» WRITTEN INSTRUCTION:
Repeat every record below exactly, but leave out any pictures.

» AVAILABLE RECORDS:
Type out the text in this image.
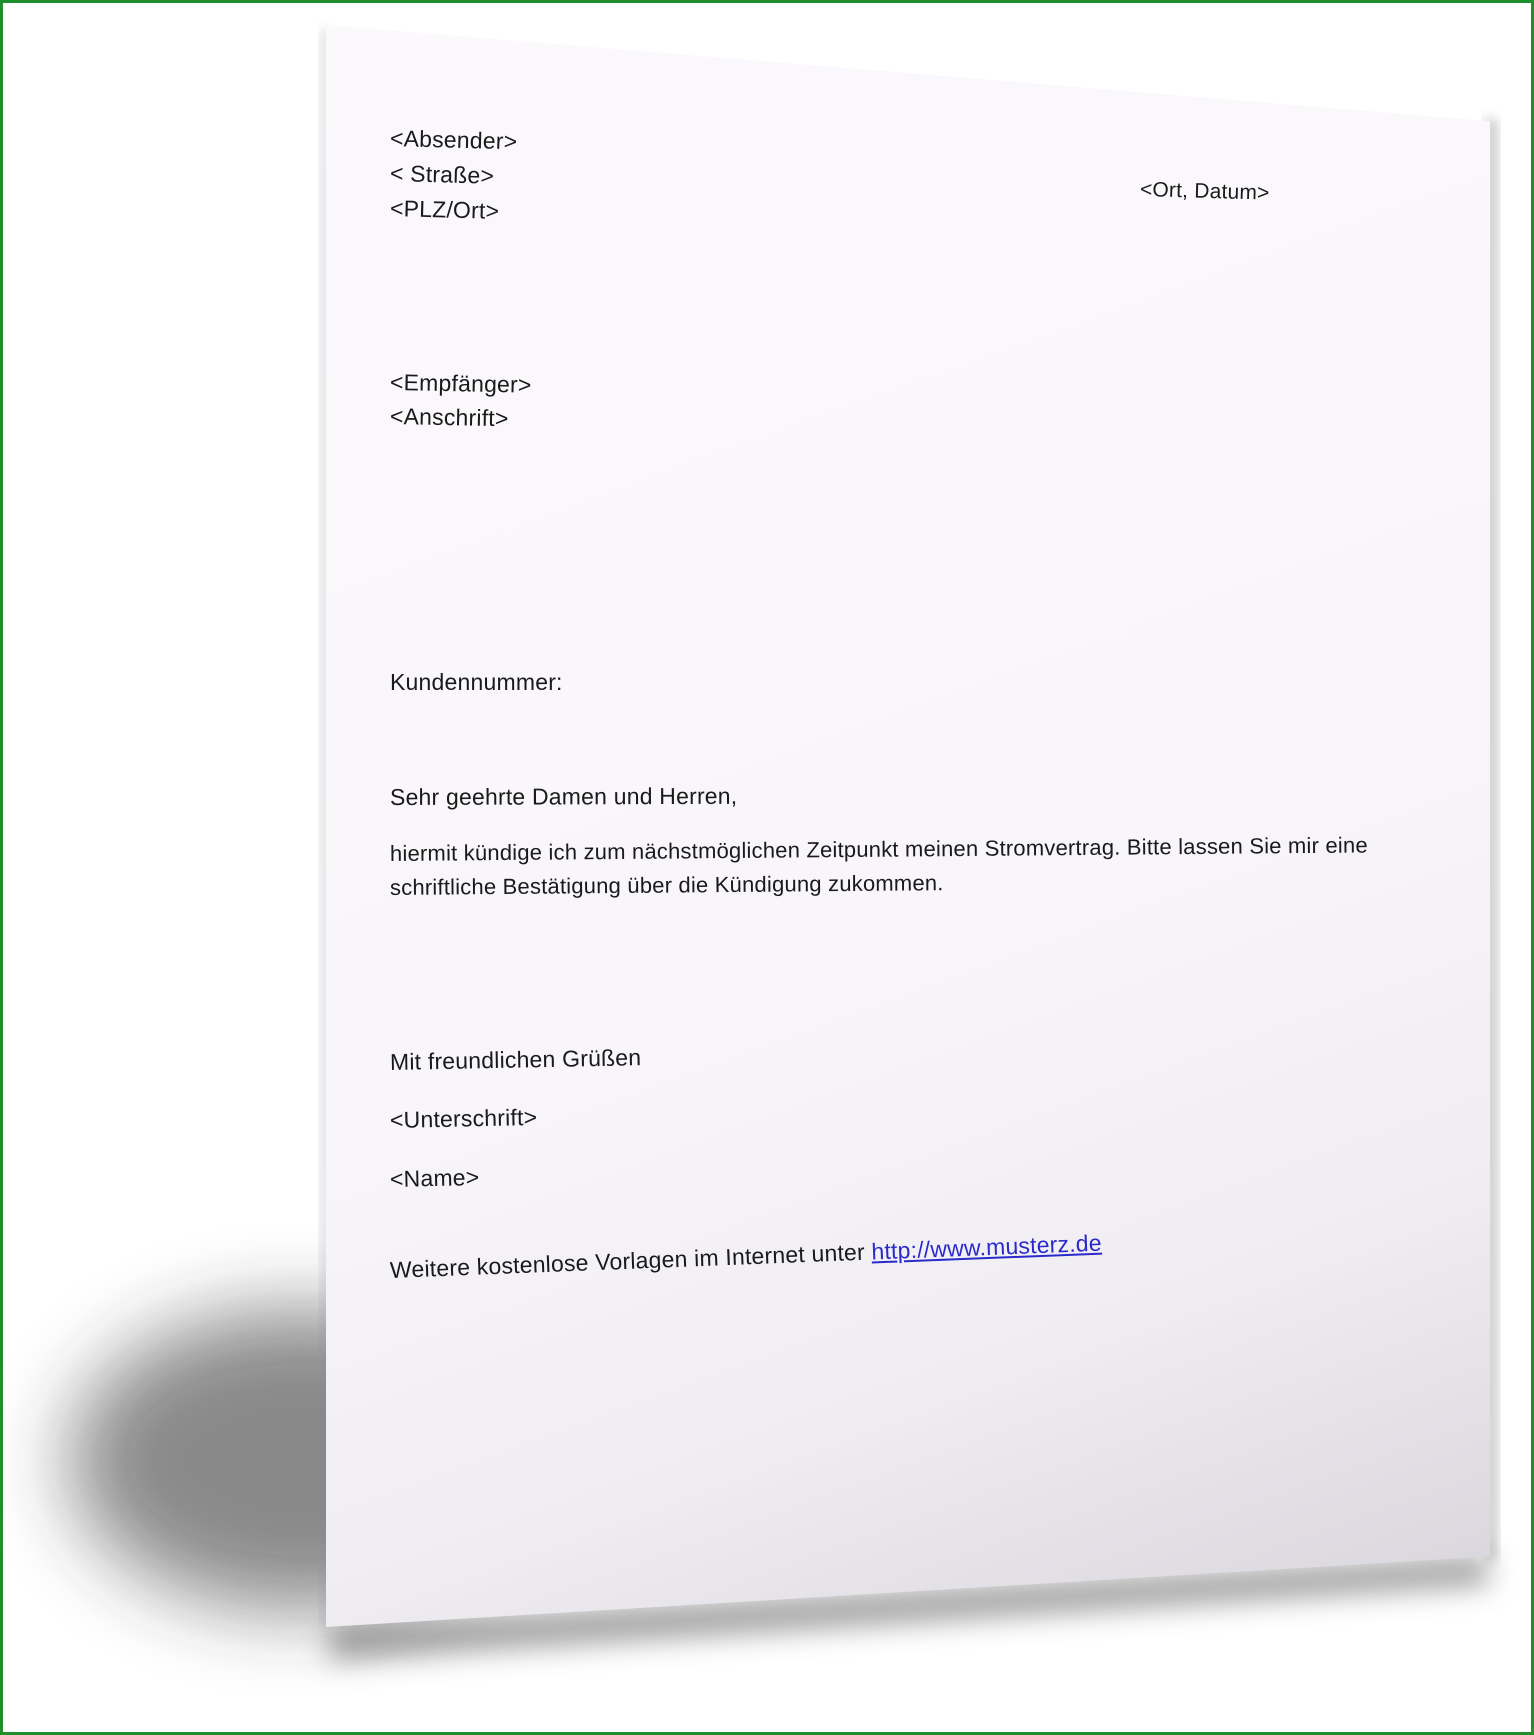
<Absender>
< Straße>
<PLZ/Ort>
<Ort, Datum>
<Empfänger>
<Anschrift>
Kundennummer:
Sehr geehrte Damen und Herren,
hiermit kündige ich zum nächstmöglichen Zeitpunkt meinen Stromvertrag. Bitte lassen Sie mir eine
schriftliche Bestätigung über die Kündigung zukommen.
Mit freundlichen Grüßen
<Unterschrift>
<Name>
Weitere kostenlose Vorlagen im Internet unter http://www.musterz.de
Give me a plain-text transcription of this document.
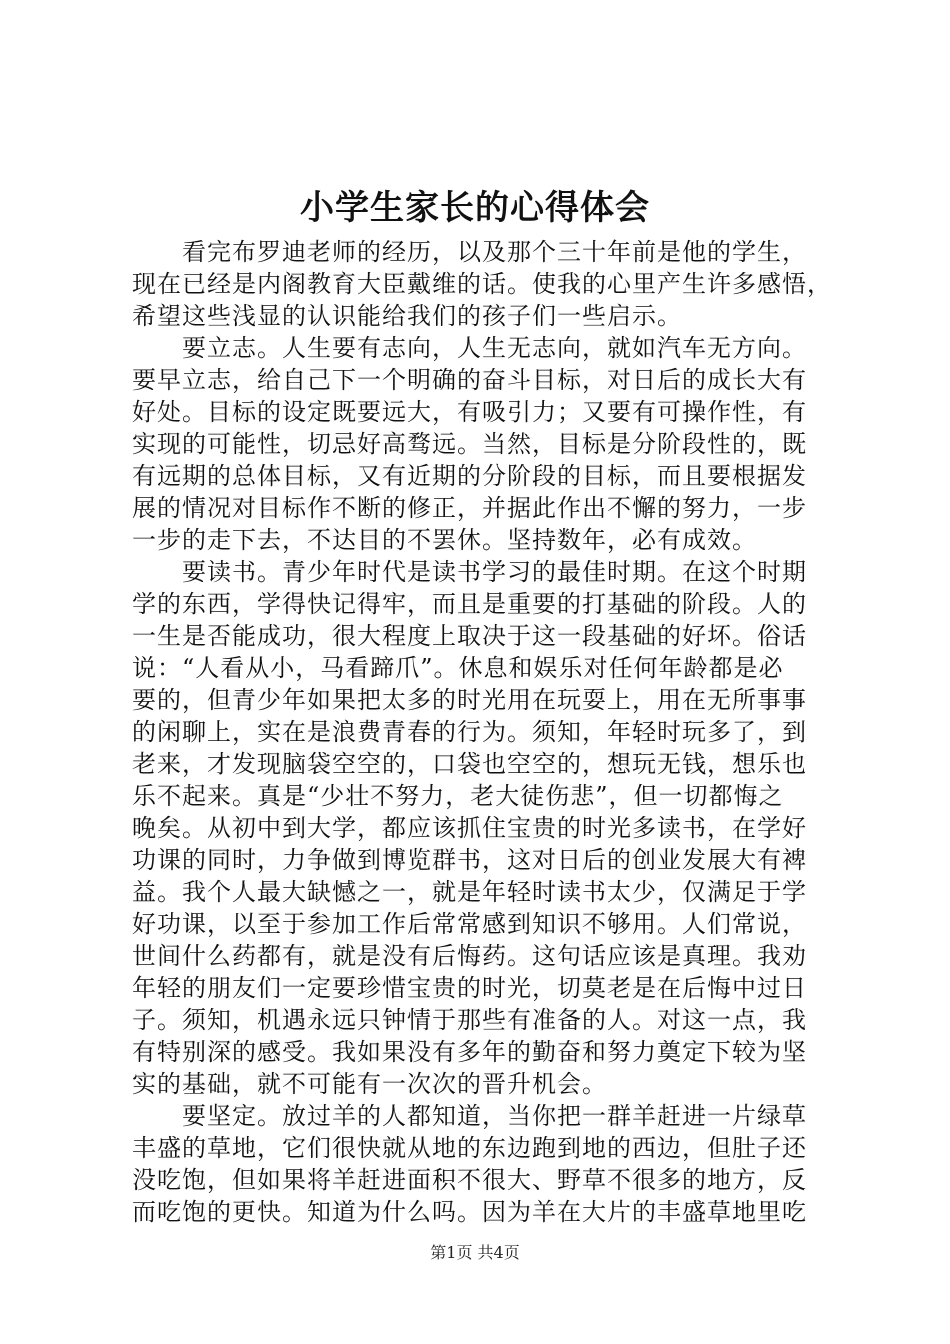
小学生家长的心得体会
　　看完布罗迪老师的经历，以及那个三十年前是他的学生，
现在已经是内阁教育大臣戴维的话。使我的心里产生许多感悟，
希望这些浅显的认识能给我们的孩子们一些启示。
　　要立志。人生要有志向，人生无志向，就如汽车无方向。
要早立志，给自己下一个明确的奋斗目标，对日后的成长大有
好处。目标的设定既要远大，有吸引力；又要有可操作性，有
实现的可能性，切忌好高骛远。当然，目标是分阶段性的，既
有远期的总体目标，又有近期的分阶段的目标，而且要根据发
展的情况对目标作不断的修正，并据此作出不懈的努力，一步
一步的走下去，不达目的不罢休。坚持数年，必有成效。
　　要读书。青少年时代是读书学习的最佳时期。在这个时期
学的东西，学得快记得牢，而且是重要的打基础的阶段。人的
一生是否能成功，很大程度上取决于这一段基础的好坏。俗话
说：“人看从小，马看蹄爪”。休息和娱乐对任何年龄都是必
要的，但青少年如果把太多的时光用在玩耍上，用在无所事事
的闲聊上，实在是浪费青春的行为。须知，年轻时玩多了，到
老来，才发现脑袋空空的，口袋也空空的，想玩无钱，想乐也
乐不起来。真是“少壮不努力，老大徒伤悲”，但一切都悔之
晚矣。从初中到大学，都应该抓住宝贵的时光多读书，在学好
功课的同时，力争做到博览群书，这对日后的创业发展大有裨
益。我个人最大缺憾之一，就是年轻时读书太少，仅满足于学
好功课，以至于参加工作后常常感到知识不够用。人们常说，
世间什么药都有，就是没有后悔药。这句话应该是真理。我劝
年轻的朋友们一定要珍惜宝贵的时光，切莫老是在后悔中过日
子。须知，机遇永远只钟情于那些有准备的人。对这一点，我
有特别深的感受。我如果没有多年的勤奋和努力奠定下较为坚
实的基础，就不可能有一次次的晋升机会。
　　要坚定。放过羊的人都知道，当你把一群羊赶进一片绿草
丰盛的草地，它们很快就从地的东边跑到地的西边，但肚子还
没吃饱，但如果将羊赶进面积不很大、野草不很多的地方，反
而吃饱的更快。知道为什么吗。因为羊在大片的丰盛草地里吃
第1页 共4页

» EXPECTED ANSWER:
Type out the text in this image.
<Absender>
< Straße>
<PLZ/Ort>
<Ort, Datum>
<Empfänger>
<Anschrift>
Kundennummer:
Sehr geehrte Damen und Herren,
hiermit kündige ich zum nächstmöglichen Zeitpunkt meinen Stromvertrag. Bitte lassen Sie mir eine
schriftliche Bestätigung über die Kündigung zukommen.
Mit freundlichen Grüßen
<Unterschrift>
<Name>
Weitere kostenlose Vorlagen im Internet unter http://www.musterz.de
Give me a plain-text transcription of this document.
小学生家长的心得体会
　　看完布罗迪老师的经历，以及那个三十年前是他的学生，
现在已经是内阁教育大臣戴维的话。使我的心里产生许多感悟，
希望这些浅显的认识能给我们的孩子们一些启示。
　　要立志。人生要有志向，人生无志向，就如汽车无方向。
要早立志，给自己下一个明确的奋斗目标，对日后的成长大有
好处。目标的设定既要远大，有吸引力；又要有可操作性，有
实现的可能性，切忌好高骛远。当然，目标是分阶段性的，既
有远期的总体目标，又有近期的分阶段的目标，而且要根据发
展的情况对目标作不断的修正，并据此作出不懈的努力，一步
一步的走下去，不达目的不罢休。坚持数年，必有成效。
　　要读书。青少年时代是读书学习的最佳时期。在这个时期
学的东西，学得快记得牢，而且是重要的打基础的阶段。人的
一生是否能成功，很大程度上取决于这一段基础的好坏。俗话
说：“人看从小，马看蹄爪”。休息和娱乐对任何年龄都是必
要的，但青少年如果把太多的时光用在玩耍上，用在无所事事
的闲聊上，实在是浪费青春的行为。须知，年轻时玩多了，到
老来，才发现脑袋空空的，口袋也空空的，想玩无钱，想乐也
乐不起来。真是“少壮不努力，老大徒伤悲”，但一切都悔之
晚矣。从初中到大学，都应该抓住宝贵的时光多读书，在学好
功课的同时，力争做到博览群书，这对日后的创业发展大有裨
益。我个人最大缺憾之一，就是年轻时读书太少，仅满足于学
好功课，以至于参加工作后常常感到知识不够用。人们常说，
世间什么药都有，就是没有后悔药。这句话应该是真理。我劝
年轻的朋友们一定要珍惜宝贵的时光，切莫老是在后悔中过日
子。须知，机遇永远只钟情于那些有准备的人。对这一点，我
有特别深的感受。我如果没有多年的勤奋和努力奠定下较为坚
实的基础，就不可能有一次次的晋升机会。
　　要坚定。放过羊的人都知道，当你把一群羊赶进一片绿草
丰盛的草地，它们很快就从地的东边跑到地的西边，但肚子还
没吃饱，但如果将羊赶进面积不很大、野草不很多的地方，反
而吃饱的更快。知道为什么吗。因为羊在大片的丰盛草地里吃
第1页 共4页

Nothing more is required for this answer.